#### Actions to take
- A) From the debate passage on house repairs in Northern Ireland, reduce the paragraph beginning "There is another tragedy" to a short list of its main points.
- B) Carry on the debate passage on house repairs in Northern Ireland from the point where it stops.

(Extracted text Opens)

There is another tragedy, especially for the elderly with limited savings who put their limited savings into the purchasing of property. I understand that there is accountability and that the Northern Ireland Office is sending assessors to carry out evaluations, but if they know the value of the work that is to be done, cannot there be intervention between cowboy builders and old-age pensioners who are under pressure to get their houses repaired and who do not know the values and the prices that are involved? At a later stage an assessor will tell a pensioner that only a certain sum is available, and quite often there is a shortfall of 50 per cent. Those who have only a pension on which to live are then left in dire straits. If the Northern Ireland Office's assessors know the value of the work that is to be carried out, they should be prescribing to the builders rather than to the residents, who have suffered enough.

Rev. William McCrea

On the point about the lack of proper tradesmen being employed by the Northern Ireland Housing Executive, will my hon. Friend take it from me that in a town in my constituency it was discovered that, instead of tradesmen being employed on the improvement public buildings scheme, one man was employed on the Monday by a contractor as a plumber, to return on Tuesday as an electrician and on Wednesday as a joiner. On Thursday, he slipped down to the unemployment office to sign on the dole.

(Extracted text Closes)
(Supplied information Opens)

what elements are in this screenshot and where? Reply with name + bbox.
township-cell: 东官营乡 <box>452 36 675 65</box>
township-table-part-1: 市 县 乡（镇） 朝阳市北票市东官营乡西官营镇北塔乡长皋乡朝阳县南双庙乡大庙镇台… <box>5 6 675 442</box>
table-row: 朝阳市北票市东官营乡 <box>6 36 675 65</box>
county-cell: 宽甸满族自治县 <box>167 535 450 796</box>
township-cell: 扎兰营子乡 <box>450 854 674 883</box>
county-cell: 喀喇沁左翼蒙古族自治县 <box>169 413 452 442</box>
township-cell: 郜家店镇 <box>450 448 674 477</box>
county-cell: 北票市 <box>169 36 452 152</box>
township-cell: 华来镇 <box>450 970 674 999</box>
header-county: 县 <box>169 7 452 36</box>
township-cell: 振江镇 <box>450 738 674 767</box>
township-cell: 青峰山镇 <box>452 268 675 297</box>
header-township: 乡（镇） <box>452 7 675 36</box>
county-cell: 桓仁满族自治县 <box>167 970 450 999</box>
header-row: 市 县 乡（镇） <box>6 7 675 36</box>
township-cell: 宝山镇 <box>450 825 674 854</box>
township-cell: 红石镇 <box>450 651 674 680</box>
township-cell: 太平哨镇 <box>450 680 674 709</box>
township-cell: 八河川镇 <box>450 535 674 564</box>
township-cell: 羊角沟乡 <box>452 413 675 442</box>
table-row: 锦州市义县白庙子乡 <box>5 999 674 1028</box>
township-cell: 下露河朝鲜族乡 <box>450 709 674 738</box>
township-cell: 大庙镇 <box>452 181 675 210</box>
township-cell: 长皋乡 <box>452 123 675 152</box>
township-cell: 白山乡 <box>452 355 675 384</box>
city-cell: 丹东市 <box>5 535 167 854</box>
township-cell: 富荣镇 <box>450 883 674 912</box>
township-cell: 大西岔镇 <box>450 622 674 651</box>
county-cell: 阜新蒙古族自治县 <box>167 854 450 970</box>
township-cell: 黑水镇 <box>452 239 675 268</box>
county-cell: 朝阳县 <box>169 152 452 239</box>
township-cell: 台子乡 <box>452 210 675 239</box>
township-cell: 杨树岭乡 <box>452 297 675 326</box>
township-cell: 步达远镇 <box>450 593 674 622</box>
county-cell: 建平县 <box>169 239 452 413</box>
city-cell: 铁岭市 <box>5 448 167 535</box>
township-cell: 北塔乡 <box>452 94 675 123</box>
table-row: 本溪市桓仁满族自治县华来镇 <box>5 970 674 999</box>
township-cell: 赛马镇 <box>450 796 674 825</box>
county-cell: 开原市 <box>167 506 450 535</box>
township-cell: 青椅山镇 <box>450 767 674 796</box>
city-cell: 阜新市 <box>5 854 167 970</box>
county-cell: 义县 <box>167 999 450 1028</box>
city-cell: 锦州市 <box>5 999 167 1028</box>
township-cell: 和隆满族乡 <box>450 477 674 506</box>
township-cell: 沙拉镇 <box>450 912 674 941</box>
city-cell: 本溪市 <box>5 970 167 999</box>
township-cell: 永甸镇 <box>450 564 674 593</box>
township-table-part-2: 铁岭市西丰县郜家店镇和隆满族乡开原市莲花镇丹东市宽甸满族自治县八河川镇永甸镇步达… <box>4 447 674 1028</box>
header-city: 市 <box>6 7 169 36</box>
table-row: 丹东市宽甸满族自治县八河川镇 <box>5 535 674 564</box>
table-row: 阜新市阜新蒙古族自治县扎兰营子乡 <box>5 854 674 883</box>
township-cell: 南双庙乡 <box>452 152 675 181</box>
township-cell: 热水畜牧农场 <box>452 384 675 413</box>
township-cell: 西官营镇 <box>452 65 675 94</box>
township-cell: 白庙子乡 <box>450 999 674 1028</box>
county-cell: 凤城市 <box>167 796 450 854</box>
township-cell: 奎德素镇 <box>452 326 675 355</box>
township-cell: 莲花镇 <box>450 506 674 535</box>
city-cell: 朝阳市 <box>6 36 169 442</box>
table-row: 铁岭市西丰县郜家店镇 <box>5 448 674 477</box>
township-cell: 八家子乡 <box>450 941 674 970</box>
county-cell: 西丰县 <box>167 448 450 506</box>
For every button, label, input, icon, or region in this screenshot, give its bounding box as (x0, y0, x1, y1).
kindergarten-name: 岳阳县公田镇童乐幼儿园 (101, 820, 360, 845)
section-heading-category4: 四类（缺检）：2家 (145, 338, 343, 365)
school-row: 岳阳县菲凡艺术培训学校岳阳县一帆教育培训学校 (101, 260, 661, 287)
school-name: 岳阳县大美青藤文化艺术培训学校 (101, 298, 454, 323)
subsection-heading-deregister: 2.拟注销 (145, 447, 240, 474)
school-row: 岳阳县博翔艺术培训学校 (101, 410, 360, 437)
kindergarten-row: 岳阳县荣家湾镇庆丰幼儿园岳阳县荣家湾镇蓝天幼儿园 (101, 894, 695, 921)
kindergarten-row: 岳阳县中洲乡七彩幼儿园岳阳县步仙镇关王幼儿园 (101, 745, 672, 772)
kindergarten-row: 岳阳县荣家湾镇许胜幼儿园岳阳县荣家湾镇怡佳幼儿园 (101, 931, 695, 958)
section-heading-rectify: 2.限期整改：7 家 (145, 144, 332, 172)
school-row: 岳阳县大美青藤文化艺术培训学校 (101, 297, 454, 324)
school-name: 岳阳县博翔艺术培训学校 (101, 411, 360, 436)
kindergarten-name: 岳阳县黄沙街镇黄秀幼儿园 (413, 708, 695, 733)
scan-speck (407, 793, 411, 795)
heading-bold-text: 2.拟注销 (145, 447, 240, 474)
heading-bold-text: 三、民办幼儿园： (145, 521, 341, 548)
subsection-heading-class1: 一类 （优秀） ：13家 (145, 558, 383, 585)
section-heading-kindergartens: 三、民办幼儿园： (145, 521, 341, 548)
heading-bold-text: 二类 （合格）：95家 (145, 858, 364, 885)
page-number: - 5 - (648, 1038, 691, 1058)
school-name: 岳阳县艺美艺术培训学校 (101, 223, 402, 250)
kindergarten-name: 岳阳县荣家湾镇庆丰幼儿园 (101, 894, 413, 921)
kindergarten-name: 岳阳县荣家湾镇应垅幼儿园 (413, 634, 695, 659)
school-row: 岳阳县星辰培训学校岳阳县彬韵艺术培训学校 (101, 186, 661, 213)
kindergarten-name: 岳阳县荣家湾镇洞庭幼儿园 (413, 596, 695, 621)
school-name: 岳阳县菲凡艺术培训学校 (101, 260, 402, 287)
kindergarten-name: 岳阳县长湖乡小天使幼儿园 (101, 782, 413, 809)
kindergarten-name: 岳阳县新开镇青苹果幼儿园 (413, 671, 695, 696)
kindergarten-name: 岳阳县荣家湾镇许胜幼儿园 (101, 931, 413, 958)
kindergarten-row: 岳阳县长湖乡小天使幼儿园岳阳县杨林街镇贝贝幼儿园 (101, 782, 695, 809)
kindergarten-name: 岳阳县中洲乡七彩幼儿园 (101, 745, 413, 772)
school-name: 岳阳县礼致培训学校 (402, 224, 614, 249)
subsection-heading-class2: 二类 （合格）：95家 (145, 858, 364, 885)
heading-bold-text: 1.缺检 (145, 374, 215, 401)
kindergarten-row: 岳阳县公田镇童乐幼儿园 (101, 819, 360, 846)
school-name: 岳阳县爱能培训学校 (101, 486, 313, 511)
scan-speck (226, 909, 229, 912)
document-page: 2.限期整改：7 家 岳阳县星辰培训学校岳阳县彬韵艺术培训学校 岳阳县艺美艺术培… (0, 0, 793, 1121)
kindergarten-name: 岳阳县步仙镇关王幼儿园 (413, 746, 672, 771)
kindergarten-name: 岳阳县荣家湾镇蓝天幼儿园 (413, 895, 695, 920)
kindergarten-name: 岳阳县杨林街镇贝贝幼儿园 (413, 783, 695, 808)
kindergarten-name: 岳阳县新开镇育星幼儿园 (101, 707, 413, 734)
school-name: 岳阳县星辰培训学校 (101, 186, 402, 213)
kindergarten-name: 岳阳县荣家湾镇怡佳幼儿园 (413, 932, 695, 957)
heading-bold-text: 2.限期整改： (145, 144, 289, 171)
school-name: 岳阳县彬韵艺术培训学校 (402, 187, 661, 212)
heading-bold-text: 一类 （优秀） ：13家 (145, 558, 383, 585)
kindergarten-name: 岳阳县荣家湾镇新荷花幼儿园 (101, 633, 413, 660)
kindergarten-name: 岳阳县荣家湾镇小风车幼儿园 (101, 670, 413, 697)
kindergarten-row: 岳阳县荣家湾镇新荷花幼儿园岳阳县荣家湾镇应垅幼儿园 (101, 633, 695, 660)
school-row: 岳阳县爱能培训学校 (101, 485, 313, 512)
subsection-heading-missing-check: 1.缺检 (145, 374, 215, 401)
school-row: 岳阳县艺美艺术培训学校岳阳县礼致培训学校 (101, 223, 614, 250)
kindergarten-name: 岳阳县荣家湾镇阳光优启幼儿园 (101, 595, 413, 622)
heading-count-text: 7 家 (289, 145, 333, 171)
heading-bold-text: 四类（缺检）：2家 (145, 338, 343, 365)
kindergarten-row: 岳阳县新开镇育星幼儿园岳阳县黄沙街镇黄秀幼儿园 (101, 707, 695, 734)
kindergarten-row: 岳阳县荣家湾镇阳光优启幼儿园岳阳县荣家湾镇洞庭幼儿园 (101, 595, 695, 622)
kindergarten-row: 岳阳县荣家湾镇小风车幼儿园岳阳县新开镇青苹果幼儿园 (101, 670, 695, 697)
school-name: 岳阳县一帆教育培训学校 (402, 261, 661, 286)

(Supplied information Closes)

#### Response list
- A)
- Elderly people with limited savings have put those savings into buying property.
- The Northern Ireland Office sends assessors to evaluate the repair work.
- Pensioners who are under pressure to get repairs done and who don't know the values and prices involved are left exposed to cowboy builders.
- Later, an assessor tells a pensioner that only a certain sum is available, and the shortfall is often 50 per cent.
- People who live only on a pension are then left in dire straits.
- Because the assessors know the value of the work, they should prescribe to the builders rather than to the residents, who have suffered enough.

- B)
Rev. Martin Smyth

Clearly a Jack of all trades and product of private enterprise who should go places. Lest anyone should think that I have been unduly critical, I acknowledge that some fine work has been done by the Housing Executive. I have in mind, for example, St. George's gardens, which runs parallel to Great Victoria street. It is one of the finest developments that I have seen anywhere. I wait for another year to see what the development looks like when the paint begins to wear and the papering begins to show cracks before I comment on the structure. However, it is a delightful area that is pleasing to the eye, and I congratulate the executive on that piece of work.

I should like to know how the conservation area around Queen's happened to stop magically short of Queen' own plans for developing the area, which involves the demolition of some of the finest old houses in the area. The Royal Society of Ulster Architects has said that the houses in question are some of the finest of their type in the area and in the city. Why did the effect of the conservation order stop miraculously at a point that will allow the barbarians of the new red brick, if an old university person might use that term, to demolish some of the finest remains of historic architecture?

This afternoon I questioned the Secretary of State for Education and Science about the implementation of the ruling of the European Court. The effect of it is that people from the European Economic Community should be entitled to attend British universities and polytechnics at the British taxpayers' expense. I do not know whether the Minister has seen the report in The Times of last Saturday that was headed "Irish invasion for free education." This is happening at a time when we have seen the curtailment of grants to people in the United Kingdom for education opportunities.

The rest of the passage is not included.